TASK DESCRIPTION: Could you carry on the blog posts below, about a tweet-based happiness tool and an interview with Peter Hook, starting right after their last line?

DOCUMENT SECTION:
^^^^

Are you in a happy place?

POSTED IN social media, social media work, twitter, web development work | TAGS : , 14 May 2012

On Friday I got round to doing something I’d been thinking of for a long while. I added location detection to my conversational psychogeography tool. Like the Is Brum Happy? system it takes the latest tweets around a location and rates emotionally sensitive words against a database to give scores for the happiness or emotional wellbeing of the place. If you’re using a HTML 5 browser (you probably are) you can let it reveal your location to the script (it’s not saved anywhere) and it will tell you if where you are (and a mile radius around) is happy right now.

Give it a go.

I saw The Light

POSTED IN writing, writing work | TAGS : , 26 April 2012

Well, phoned the singer up. I interviewed Peter Hook (Hooky, of Joy Division, New Order, Revenge, Monaco and now The Light…) a little while ago for Fused Magazine. They’ve just put it online.

Go have a read.

^^^^

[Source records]
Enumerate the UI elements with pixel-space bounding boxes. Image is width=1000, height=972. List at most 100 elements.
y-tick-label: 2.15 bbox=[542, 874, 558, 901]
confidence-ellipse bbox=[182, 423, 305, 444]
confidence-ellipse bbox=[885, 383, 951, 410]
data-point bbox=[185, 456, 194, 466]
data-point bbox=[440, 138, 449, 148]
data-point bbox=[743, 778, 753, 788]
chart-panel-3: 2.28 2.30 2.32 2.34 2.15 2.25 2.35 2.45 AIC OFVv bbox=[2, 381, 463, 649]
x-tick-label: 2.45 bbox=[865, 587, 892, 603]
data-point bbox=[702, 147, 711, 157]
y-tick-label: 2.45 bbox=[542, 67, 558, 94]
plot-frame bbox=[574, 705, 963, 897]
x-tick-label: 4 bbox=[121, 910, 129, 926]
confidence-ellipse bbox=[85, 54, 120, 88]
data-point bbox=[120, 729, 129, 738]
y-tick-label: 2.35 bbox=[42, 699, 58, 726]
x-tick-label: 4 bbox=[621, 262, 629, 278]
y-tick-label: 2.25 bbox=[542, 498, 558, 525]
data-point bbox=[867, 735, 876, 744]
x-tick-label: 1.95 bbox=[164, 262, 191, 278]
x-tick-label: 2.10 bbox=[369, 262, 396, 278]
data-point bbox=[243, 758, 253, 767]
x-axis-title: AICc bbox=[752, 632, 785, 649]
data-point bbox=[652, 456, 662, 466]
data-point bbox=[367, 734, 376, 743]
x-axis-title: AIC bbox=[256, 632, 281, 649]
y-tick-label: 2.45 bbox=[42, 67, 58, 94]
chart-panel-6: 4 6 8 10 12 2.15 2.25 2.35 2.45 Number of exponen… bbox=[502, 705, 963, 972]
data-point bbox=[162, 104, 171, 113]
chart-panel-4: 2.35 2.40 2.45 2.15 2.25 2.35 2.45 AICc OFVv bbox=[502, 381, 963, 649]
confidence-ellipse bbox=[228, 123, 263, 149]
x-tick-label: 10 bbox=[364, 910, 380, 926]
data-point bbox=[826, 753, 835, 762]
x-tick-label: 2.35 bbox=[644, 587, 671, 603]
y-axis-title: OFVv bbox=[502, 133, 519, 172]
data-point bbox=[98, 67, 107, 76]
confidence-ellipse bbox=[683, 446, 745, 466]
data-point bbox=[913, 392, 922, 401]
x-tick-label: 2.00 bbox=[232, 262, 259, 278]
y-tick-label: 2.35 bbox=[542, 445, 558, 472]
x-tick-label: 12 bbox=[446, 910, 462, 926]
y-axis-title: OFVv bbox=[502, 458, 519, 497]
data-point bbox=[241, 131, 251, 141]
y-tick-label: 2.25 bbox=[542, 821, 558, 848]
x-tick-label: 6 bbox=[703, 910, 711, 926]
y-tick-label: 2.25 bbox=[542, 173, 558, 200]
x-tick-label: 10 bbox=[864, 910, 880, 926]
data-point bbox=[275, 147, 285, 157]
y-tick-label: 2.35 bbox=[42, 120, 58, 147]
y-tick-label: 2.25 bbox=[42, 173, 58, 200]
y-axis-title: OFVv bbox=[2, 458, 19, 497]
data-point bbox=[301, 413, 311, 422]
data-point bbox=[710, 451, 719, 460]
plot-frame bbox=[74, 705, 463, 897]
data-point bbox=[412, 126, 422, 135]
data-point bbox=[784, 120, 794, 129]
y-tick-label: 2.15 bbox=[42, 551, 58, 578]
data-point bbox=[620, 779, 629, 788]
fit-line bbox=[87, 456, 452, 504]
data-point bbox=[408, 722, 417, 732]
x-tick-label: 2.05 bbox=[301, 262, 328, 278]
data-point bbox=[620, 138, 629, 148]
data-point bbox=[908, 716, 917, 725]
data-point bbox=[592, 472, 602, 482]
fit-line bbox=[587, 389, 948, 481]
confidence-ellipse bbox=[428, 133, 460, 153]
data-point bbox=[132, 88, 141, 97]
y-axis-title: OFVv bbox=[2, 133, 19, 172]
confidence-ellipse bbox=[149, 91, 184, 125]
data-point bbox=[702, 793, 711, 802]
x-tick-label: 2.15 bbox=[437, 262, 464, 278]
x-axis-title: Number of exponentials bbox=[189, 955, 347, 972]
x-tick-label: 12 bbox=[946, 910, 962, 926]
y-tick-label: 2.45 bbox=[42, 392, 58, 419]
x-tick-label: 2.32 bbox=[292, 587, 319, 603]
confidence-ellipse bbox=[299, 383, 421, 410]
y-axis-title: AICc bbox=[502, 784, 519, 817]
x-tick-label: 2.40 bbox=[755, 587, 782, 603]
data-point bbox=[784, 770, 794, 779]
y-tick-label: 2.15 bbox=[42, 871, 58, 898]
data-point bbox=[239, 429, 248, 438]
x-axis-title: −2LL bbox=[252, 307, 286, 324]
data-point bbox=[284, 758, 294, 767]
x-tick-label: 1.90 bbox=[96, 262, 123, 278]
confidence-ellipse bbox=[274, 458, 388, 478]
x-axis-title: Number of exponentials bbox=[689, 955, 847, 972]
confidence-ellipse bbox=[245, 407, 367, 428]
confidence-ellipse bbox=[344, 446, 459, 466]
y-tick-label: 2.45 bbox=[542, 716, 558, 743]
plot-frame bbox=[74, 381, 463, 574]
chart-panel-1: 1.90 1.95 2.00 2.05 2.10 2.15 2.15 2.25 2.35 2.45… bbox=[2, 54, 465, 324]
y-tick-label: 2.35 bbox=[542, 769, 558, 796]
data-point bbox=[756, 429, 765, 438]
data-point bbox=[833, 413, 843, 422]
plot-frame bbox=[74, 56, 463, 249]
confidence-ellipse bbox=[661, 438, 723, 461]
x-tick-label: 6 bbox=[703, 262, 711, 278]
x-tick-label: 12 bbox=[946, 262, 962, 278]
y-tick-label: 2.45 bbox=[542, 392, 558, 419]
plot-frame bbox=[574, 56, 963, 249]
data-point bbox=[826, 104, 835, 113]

^^^^

OUTPUT BELOW:
Still Walking

POSTED IN art, my projects, portfolio | TAGS : , 10 April 2012

On the first day of April Danny Smith and I delivered a walking tour of the ‘back end’ of Birmingham city centre as part of the Still Walking festival. Ben Waddington the genius behind the festival asked for something that played with the city’s memes and myths, so that’s what we tried to do.


(photo by Simon Brettell)

As a result perhaps of the date not everyone was sure how true all of it was, but I can assure you the nuclear comms bunker with a billiard room is really there.

Exit strategy

POSTED IN my projects | TAGS : , 29 March 2012

Around ten years ago I started Birmingham: It’s Not Shit, the reasons are well documented and it’s been an interesting, useful and, at times, fun ride. It’s certainly changed the path of my life, let me meet interesting people and do interesting things. But it’s never been intended to make money, I think of it as part hobby part community service—and at the moment I haven’t got the time, money, or energy for either of those. So this is what I’ve said on the site:

Seriously, for a few reasons (time to keep updated, money, energy, the increasingly commercial “hyperlocal” landscape) I’m struggling to keep the site updated and I don’t really want it to slip away. I’ve looked into handing it over to someone to run for free out of the goodness of their hearts like I have for 10 years (in May), but no-one suitably likely to keep the spirit with the time and skills to has presented themselves. I’ve never run the site for gain or wanted praise, so it would have to be someone very motivated to keep that up. So, I figure that someone who thinks there’s money here (and there could be if if you worked it, I do get offers) might be able to keep it vibrant.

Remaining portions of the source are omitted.